_Work to do_
Repeat the full listing, word for word.

(Raw records)
::::::::

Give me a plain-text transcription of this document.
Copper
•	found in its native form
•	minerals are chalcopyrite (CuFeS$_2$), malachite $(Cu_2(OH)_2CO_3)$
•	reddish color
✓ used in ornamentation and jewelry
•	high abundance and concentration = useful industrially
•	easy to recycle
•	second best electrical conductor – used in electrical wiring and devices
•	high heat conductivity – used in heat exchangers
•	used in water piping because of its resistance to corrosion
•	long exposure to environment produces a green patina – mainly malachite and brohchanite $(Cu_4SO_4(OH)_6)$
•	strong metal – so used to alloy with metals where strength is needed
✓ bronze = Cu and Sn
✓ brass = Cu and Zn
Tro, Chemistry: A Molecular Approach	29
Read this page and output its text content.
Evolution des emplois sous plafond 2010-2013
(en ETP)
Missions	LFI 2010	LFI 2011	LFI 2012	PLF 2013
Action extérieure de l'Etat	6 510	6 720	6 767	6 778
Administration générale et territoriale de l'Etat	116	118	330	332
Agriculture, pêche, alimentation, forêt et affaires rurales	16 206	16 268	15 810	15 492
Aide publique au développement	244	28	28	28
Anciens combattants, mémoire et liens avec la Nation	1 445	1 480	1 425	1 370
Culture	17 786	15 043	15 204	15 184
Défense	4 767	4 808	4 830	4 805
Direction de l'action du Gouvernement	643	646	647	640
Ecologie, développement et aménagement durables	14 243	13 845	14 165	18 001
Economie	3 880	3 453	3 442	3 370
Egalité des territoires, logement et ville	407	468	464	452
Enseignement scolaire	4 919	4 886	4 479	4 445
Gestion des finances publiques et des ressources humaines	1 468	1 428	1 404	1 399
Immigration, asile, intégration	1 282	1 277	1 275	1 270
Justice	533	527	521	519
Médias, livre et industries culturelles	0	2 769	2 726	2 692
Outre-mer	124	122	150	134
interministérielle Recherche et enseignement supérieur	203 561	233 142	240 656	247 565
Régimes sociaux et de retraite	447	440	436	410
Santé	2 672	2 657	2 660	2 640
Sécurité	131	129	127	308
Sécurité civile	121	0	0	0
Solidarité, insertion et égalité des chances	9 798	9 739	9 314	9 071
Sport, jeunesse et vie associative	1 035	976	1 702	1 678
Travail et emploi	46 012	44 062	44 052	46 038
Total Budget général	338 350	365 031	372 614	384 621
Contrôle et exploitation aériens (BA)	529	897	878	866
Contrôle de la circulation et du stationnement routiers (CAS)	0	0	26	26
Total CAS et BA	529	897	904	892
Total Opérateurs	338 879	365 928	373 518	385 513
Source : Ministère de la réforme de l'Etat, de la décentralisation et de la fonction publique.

::::::::

_Result of this exercise_
Give me a plain-text transcription of this document.
Copper
•	found in its native form
•	minerals are chalcopyrite (CuFeS$_2$), malachite $(Cu_2(OH)_2CO_3)$
•	reddish color
✓ used in ornamentation and jewelry
•	high abundance and concentration = useful industrially
•	easy to recycle
•	second best electrical conductor – used in electrical wiring and devices
•	high heat conductivity – used in heat exchangers
•	used in water piping because of its resistance to corrosion
•	long exposure to environment produces a green patina – mainly malachite and brohchanite $(Cu_4SO_4(OH)_6)$
•	strong metal – so used to alloy with metals where strength is needed
✓ bronze = Cu and Sn
✓ brass = Cu and Zn
Tro, Chemistry: A Molecular Approach	29
Read this page and output its text content.
Evolution des emplois sous plafond 2010-2013
(en ETP)
Missions	LFI 2010	LFI 2011	LFI 2012	PLF 2013
Action extérieure de l'Etat	6 510	6 720	6 767	6 778
Administration générale et territoriale de l'Etat	116	118	330	332
Agriculture, pêche, alimentation, forêt et affaires rurales	16 206	16 268	15 810	15 492
Aide publique au développement	244	28	28	28
Anciens combattants, mémoire et liens avec la Nation	1 445	1 480	1 425	1 370
Culture	17 786	15 043	15 204	15 184
Défense	4 767	4 808	4 830	4 805
Direction de l'action du Gouvernement	643	646	647	640
Ecologie, développement et aménagement durables	14 243	13 845	14 165	18 001
Economie	3 880	3 453	3 442	3 370
Egalité des territoires, logement et ville	407	468	464	452
Enseignement scolaire	4 919	4 886	4 479	4 445
Gestion des finances publiques et des ressources humaines	1 468	1 428	1 404	1 399
Immigration, asile, intégration	1 282	1 277	1 275	1 270
Justice	533	527	521	519
Médias, livre et industries culturelles	0	2 769	2 726	2 692
Outre-mer	124	122	150	134
interministérielle Recherche et enseignement supérieur	203 561	233 142	240 656	247 565
Régimes sociaux et de retraite	447	440	436	410
Santé	2 672	2 657	2 660	2 640
Sécurité	131	129	127	308
Sécurité civile	121	0	0	0
Solidarité, insertion et égalité des chances	9 798	9 739	9 314	9 071
Sport, jeunesse et vie associative	1 035	976	1 702	1 678
Travail et emploi	46 012	44 062	44 052	46 038
Total Budget général	338 350	365 031	372 614	384 621
Contrôle et exploitation aériens (BA)	529	897	878	866
Contrôle de la circulation et du stationnement routiers (CAS)	0	0	26	26
Total CAS et BA	529	897	904	892
Total Opérateurs	338 879	365 928	373 518	385 513
Source : Ministère de la réforme de l'Etat, de la décentralisation et de la fonction publique.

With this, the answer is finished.